Challenge.
Locate all lines with the word "Gathering". Copy them.

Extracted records

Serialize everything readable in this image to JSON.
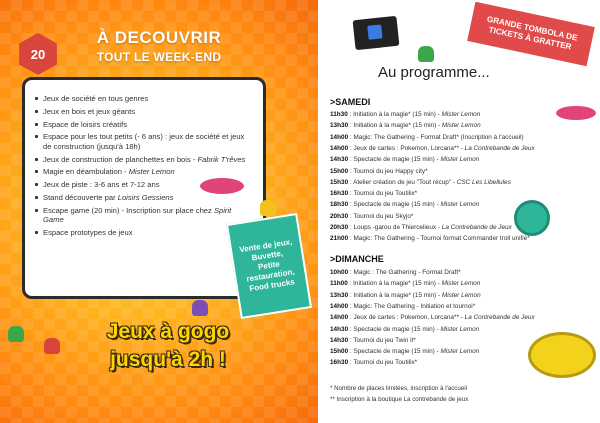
{
  "left": {
    "heading1": "À DECOUVRIR",
    "heading2": "TOUT LE WEEK-END",
    "die_number": "20",
    "activities": [
      {
        "text": "Jeux de société en tous genres"
      },
      {
        "text": "Jeux en bois et jeux géants"
      },
      {
        "text": "Espace de loisirs créatifs"
      },
      {
        "text": "Espace pour les tout petits (- 6 ans) : jeux de société et jeux de construction (jusqu'à 18h)"
      },
      {
        "text": "Jeux de construction de planchettes en bois - ",
        "credit": "Fabrik T'rêves"
      },
      {
        "text": "Magie en déambulation - ",
        "credit": "Mister Lemon"
      },
      {
        "text": "Jeux de piste : 3-6 ans et 7-12 ans"
      },
      {
        "text": "Stand découverte par ",
        "credit": "Loisirs Gessiens"
      },
      {
        "text": "Escape game (20 min) - Inscription sur place chez ",
        "credit": "Spirit Game"
      },
      {
        "text": "Espace prototypes de jeux"
      }
    ],
    "green_card": "Vente de jeux,\nBuvette,\nPetite\nrestauration,\nFood trucks",
    "slogan1": "Jeux à gogo",
    "slogan2": "jusqu'à 2h !"
  },
  "right": {
    "tombola1": "GRANDE TOMBOLA DE",
    "tombola2": "TICKETS À GRATTER",
    "programme_title": "Au programme...",
    "saturday": {
      "title": ">SAMEDI",
      "events": [
        {
          "time": "11h30",
          "text": "Initiation à la magie* (15 min) - ",
          "credit": "Mister Lemon"
        },
        {
          "time": "13h30",
          "text": "Initiation à la magie* (15 min) - ",
          "credit": "Mister Lemon"
        },
        {
          "time": "14h00",
          "text": "Magic: The Gathering - Format Draft* (Inscription à l'accueil)",
          "credit": ""
        },
        {
          "time": "14h00",
          "text": "Jeux de cartes : Pokemon, Lorcana** - ",
          "credit": "La Contrebande de Jeux"
        },
        {
          "time": "14h30",
          "text": "Spectacle de magie (15 min) - ",
          "credit": "Mister Lemon"
        },
        {
          "time": "15h00",
          "text": "Tournoi du jeu Happy city*",
          "credit": ""
        },
        {
          "time": "15h30",
          "text": "Atelier création de jeu \"Tout récup\" - ",
          "credit": "CSC Les Libellules"
        },
        {
          "time": "16h30",
          "text": "Tournoi du jeu Toutilix*",
          "credit": ""
        },
        {
          "time": "18h30",
          "text": "Spectacle de magie (15 min) - ",
          "credit": "Mister Lemon"
        },
        {
          "time": "20h30",
          "text": "Tournoi du jeu Skyjo*",
          "credit": ""
        },
        {
          "time": "20h30",
          "text": "Loups -garou de Thiercelieux - ",
          "credit": "La Contrebande de Jeux"
        },
        {
          "time": "21h00",
          "text": "Magic: The Gathering - Tournoi format Commander troll unifié*",
          "credit": ""
        }
      ]
    },
    "sunday": {
      "title": ">DIMANCHE",
      "events": [
        {
          "time": "10h00",
          "text": "Magic : The Gathering - Format Draft*",
          "credit": ""
        },
        {
          "time": "11h00",
          "text": "Initiation à la magie* (15 min) - ",
          "credit": "Mister Lemon"
        },
        {
          "time": "13h30",
          "text": "Initiation à la magie* (15 min) - ",
          "credit": "Mister Lemon"
        },
        {
          "time": "14h00",
          "text": "Magic: The Gathering - Initiation et tournoi*",
          "credit": ""
        },
        {
          "time": "14h00",
          "text": "Jeux de cartes : Pokemon, Lorcana** - ",
          "credit": "La Contrebande de Jeux"
        },
        {
          "time": "14h30",
          "text": "Spectacle de magie (15 min) - ",
          "credit": "Mister Lemon"
        },
        {
          "time": "14h30",
          "text": "Tournoi du jeu Twin it*",
          "credit": ""
        },
        {
          "time": "15h00",
          "text": "Spectacle de magie (15 min) - ",
          "credit": "Mister Lemon"
        },
        {
          "time": "16h30",
          "text": "Tournoi du jeu Toutilix*",
          "credit": ""
        }
      ]
    },
    "notes": [
      "* Nombre de places limitées, inscription à l'accueil",
      "** Inscription à la boutique La contrebande de jeux"
    ]
  },
  "colors": {
    "orange": "#ff8a12",
    "red": "#d8453c",
    "teal": "#2fb59a",
    "yellow": "#ffd400"
  }
}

Task result.
          "text": "Magic: The Gathering - Format Draft* (Inscription à l'accueil)",
          "text": "Magic: The Gathering - Tournoi format Commander troll unifié*",
          "text": "Magic : The Gathering - Format Draft*",
          "text": "Magic: The Gathering - Initiation et tournoi*",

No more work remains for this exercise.